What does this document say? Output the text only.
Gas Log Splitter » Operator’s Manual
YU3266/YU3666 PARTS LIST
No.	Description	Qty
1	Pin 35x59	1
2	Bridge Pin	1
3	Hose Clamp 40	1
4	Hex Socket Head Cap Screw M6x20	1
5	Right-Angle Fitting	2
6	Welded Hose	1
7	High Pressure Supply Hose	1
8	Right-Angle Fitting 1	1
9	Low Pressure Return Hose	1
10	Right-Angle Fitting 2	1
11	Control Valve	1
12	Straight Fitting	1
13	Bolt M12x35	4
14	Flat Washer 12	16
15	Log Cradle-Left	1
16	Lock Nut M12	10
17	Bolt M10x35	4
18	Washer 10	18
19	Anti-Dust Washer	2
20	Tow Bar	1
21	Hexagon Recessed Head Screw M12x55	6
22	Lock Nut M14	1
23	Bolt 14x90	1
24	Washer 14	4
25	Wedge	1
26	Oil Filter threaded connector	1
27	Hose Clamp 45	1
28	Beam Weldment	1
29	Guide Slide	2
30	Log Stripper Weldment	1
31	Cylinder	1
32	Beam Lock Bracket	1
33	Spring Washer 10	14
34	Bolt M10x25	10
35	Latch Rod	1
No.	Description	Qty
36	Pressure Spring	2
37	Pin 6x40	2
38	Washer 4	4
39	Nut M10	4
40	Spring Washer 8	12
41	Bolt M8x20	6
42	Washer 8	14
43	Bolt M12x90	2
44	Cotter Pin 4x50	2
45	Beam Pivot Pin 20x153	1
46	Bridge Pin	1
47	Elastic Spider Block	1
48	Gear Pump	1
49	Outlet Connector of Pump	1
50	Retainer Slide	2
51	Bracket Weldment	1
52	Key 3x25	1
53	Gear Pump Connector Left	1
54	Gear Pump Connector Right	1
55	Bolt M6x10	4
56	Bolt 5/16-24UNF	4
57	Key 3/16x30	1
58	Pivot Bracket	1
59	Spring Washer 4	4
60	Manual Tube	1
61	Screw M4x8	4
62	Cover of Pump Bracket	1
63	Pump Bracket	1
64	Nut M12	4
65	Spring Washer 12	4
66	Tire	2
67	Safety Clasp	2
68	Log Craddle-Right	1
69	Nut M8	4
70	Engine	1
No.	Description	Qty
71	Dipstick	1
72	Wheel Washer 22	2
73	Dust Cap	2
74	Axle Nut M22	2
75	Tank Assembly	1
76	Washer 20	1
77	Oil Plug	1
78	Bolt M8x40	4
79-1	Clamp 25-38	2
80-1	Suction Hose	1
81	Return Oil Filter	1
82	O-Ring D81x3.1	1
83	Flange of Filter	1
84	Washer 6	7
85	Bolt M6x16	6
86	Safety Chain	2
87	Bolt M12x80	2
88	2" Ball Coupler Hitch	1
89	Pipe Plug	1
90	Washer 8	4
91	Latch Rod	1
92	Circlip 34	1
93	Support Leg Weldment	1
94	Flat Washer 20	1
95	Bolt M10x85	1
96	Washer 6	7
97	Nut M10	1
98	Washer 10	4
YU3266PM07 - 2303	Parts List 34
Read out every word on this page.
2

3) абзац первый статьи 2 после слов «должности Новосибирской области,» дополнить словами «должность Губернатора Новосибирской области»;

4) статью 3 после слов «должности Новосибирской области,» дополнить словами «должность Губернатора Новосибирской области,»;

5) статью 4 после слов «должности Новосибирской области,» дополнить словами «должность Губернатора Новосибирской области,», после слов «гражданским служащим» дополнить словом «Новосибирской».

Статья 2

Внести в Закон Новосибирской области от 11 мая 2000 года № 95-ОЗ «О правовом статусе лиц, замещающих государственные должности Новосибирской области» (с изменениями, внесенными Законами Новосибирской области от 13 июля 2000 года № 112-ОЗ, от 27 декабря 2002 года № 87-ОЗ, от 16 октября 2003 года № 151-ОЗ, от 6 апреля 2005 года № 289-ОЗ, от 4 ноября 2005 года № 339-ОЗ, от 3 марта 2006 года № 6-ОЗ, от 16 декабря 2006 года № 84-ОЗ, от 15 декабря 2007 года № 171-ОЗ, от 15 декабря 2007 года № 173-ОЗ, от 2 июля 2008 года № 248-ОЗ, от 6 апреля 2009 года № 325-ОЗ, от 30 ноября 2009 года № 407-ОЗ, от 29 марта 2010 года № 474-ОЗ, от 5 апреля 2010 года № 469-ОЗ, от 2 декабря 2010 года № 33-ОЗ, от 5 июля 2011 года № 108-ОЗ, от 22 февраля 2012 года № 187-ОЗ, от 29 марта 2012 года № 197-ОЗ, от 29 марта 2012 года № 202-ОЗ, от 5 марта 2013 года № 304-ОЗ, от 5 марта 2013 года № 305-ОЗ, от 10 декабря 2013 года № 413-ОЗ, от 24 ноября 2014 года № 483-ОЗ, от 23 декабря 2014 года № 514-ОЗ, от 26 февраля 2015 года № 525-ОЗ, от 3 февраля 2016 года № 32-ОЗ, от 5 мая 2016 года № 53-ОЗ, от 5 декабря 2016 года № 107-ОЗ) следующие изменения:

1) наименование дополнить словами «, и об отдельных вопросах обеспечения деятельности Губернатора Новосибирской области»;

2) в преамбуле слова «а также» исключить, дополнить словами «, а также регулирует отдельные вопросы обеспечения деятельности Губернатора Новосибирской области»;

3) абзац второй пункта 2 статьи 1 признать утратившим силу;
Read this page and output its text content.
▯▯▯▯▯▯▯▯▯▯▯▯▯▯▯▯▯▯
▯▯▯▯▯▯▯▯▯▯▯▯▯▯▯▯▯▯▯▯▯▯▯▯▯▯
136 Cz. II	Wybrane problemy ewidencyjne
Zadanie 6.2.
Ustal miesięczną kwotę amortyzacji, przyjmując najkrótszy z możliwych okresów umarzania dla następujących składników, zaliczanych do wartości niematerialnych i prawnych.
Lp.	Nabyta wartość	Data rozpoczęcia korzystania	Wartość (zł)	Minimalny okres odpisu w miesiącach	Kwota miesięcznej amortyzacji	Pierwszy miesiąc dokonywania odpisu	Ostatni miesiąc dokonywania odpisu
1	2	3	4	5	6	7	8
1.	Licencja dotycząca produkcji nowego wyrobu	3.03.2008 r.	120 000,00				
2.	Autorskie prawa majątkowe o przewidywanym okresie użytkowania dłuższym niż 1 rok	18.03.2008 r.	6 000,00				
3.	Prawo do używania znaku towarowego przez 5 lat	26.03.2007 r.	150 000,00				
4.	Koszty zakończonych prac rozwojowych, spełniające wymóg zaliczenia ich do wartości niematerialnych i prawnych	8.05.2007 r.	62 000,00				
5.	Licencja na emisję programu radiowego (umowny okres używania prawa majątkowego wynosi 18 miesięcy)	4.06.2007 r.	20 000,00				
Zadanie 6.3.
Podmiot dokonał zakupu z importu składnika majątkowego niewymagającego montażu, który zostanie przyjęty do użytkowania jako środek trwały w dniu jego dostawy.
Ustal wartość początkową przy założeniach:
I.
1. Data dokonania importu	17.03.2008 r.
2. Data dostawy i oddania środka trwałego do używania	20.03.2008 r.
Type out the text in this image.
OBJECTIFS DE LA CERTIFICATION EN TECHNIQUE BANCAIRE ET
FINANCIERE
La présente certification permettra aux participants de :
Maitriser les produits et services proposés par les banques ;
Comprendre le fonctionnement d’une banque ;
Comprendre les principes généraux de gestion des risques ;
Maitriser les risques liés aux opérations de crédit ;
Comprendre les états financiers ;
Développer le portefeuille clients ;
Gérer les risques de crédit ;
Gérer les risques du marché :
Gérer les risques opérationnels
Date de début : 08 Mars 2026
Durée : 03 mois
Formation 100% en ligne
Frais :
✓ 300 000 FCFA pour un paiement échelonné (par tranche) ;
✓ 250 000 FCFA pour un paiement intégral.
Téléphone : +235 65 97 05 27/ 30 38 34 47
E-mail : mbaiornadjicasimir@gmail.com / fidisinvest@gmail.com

★ ★ ★

# EXERCISE REQUIREMENTS
Extract from the data every line where "Screw" shows up.

# TASK RESULT
4	Hex Socket Head Cap Screw M6x20	1
21	Hexagon Recessed Head Screw M12x55	6
61	Screw M4x8	4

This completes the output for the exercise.